- **What you will do**:
Take every line from the material that has the word "society" in it.

[start Excerpted data]

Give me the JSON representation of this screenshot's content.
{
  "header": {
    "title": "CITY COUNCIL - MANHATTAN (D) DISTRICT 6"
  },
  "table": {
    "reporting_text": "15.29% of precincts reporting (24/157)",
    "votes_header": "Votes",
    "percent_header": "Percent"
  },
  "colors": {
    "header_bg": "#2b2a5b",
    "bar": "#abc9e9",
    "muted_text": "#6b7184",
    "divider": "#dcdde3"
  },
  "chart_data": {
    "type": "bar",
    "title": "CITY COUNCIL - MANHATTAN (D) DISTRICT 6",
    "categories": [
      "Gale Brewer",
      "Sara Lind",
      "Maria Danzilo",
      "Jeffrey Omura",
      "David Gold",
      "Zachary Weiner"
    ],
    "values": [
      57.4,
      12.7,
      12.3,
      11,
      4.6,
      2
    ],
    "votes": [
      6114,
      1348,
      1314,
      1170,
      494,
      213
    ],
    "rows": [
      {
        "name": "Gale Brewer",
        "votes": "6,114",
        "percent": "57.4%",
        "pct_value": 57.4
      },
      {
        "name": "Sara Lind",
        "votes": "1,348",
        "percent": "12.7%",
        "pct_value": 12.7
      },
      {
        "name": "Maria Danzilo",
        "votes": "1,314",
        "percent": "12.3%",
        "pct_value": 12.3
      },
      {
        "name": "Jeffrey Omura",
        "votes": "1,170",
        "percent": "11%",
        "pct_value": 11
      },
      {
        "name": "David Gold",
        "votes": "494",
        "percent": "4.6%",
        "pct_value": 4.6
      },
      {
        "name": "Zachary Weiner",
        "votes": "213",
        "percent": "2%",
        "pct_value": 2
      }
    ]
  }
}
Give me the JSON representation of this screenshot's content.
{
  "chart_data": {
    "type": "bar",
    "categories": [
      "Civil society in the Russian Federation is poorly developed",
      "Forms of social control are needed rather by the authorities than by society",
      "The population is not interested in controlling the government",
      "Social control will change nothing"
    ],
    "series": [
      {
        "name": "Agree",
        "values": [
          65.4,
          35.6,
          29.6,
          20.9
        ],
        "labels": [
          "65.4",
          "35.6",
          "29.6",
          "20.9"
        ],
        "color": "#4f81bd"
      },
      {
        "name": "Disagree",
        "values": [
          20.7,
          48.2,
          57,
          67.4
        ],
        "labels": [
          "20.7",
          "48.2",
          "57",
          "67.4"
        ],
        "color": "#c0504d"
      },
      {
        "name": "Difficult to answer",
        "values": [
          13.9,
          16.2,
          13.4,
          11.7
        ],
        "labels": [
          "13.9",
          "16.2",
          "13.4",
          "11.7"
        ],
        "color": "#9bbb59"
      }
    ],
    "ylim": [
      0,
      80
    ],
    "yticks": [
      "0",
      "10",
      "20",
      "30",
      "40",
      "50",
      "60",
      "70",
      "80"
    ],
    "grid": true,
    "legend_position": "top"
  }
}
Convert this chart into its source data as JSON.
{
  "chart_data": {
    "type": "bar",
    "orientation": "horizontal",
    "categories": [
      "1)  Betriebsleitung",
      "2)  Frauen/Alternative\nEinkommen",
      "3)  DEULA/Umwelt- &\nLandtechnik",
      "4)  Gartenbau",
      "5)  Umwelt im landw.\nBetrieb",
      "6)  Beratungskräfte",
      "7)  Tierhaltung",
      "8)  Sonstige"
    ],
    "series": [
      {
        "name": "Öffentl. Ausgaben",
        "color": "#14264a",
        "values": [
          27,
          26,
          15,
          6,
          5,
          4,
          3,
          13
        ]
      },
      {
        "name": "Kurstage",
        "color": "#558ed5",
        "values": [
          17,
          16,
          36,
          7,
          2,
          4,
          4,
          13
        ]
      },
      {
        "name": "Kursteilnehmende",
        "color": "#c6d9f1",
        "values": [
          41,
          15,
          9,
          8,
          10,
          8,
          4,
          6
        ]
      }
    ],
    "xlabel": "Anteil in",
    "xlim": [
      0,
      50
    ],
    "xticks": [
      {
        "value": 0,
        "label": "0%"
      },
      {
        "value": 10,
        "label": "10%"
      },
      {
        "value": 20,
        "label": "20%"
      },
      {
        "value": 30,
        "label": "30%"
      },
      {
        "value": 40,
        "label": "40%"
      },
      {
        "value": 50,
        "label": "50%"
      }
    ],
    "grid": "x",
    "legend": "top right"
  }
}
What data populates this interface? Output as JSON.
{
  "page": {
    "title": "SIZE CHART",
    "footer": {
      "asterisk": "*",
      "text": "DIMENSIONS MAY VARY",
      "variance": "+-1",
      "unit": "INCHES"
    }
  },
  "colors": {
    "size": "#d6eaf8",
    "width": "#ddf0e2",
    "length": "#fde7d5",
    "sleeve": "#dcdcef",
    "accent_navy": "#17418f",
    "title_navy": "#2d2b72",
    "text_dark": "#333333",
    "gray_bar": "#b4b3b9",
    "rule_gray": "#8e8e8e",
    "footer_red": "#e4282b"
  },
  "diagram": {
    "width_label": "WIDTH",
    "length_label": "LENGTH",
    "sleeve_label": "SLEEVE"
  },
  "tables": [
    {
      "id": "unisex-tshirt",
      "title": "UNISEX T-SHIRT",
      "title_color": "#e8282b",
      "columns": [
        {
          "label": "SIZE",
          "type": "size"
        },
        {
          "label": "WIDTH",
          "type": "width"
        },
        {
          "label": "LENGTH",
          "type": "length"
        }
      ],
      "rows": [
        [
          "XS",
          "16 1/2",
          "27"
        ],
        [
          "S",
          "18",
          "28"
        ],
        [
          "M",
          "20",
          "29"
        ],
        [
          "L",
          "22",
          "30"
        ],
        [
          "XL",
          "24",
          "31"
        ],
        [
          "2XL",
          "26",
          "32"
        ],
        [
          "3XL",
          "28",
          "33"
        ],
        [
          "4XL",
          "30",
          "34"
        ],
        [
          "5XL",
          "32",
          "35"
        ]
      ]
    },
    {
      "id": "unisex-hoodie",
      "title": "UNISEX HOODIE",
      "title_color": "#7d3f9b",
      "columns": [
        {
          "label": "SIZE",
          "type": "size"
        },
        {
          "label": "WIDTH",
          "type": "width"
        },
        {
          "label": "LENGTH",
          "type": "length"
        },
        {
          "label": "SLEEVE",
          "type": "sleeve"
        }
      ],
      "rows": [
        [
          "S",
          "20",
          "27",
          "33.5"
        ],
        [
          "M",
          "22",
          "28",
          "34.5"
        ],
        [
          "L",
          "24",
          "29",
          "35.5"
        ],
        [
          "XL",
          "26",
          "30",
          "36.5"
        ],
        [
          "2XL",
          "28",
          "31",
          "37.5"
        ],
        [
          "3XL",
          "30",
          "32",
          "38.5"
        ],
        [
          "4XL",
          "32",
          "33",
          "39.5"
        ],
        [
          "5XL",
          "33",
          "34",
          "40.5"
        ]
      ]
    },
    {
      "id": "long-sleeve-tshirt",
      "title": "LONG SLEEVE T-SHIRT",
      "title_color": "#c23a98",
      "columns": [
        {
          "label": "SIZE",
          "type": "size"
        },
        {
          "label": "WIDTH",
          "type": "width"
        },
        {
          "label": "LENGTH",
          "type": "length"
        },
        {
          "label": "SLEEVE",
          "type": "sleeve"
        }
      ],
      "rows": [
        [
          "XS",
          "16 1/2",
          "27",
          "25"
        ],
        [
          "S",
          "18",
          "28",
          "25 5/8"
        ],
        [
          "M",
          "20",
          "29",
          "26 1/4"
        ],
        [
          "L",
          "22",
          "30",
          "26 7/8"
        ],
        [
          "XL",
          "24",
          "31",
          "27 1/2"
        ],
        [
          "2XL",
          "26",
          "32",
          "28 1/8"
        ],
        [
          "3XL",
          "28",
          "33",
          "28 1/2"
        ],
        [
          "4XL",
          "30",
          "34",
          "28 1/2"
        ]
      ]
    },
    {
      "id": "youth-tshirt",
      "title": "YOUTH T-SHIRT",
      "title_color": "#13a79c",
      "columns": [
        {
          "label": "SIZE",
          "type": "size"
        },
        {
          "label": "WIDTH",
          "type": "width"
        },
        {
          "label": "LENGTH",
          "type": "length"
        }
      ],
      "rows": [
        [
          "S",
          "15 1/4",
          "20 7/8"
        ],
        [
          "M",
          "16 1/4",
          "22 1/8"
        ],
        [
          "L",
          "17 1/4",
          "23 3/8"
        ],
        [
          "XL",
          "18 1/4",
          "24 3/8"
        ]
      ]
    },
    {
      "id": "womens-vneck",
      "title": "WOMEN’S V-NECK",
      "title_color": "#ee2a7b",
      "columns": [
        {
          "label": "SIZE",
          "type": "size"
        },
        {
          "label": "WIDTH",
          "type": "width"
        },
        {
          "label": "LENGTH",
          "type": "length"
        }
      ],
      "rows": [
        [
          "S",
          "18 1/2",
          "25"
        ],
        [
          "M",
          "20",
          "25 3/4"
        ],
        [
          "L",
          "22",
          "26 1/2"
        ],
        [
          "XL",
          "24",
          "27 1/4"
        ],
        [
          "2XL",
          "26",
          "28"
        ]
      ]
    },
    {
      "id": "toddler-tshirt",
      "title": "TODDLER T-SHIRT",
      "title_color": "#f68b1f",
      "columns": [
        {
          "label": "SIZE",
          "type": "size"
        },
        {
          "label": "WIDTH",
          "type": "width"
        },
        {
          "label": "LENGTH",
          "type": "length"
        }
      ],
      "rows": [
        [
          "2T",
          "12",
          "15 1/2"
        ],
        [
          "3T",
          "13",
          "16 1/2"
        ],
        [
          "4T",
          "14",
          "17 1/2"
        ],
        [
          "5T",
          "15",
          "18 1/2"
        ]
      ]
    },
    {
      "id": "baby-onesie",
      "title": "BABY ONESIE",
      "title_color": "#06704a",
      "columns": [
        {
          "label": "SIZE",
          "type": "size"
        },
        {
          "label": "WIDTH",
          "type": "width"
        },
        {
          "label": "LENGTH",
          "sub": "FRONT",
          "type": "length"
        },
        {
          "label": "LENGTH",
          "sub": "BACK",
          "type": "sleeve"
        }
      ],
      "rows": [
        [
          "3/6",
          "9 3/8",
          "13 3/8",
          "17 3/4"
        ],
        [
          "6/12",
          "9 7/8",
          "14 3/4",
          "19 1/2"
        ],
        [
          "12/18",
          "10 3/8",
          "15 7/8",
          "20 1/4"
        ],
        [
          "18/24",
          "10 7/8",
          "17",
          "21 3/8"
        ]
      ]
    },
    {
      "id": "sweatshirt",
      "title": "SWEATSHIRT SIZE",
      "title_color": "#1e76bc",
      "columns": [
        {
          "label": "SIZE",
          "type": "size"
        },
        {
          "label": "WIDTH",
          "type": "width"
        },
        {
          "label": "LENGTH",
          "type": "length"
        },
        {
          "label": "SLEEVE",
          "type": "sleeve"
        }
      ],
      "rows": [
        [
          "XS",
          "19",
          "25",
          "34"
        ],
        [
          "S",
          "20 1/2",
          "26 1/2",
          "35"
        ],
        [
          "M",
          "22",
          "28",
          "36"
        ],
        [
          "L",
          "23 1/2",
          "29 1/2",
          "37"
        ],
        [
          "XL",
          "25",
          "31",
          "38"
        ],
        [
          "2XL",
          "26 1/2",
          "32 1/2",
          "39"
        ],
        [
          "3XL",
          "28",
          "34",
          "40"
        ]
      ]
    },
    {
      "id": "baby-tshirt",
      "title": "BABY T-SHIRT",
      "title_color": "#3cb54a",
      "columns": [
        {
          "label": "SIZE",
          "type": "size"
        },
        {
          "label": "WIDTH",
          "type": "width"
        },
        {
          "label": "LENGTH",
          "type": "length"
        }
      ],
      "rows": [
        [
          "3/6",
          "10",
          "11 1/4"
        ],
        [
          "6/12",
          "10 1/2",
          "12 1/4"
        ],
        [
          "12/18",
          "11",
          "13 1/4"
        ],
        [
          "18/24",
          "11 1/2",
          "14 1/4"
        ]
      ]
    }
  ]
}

[end Excerpted data]

- **Written solution**:
      "Civil society in the Russian Federation is poorly developed",
      "Forms of social control are needed rather by the authorities than by society",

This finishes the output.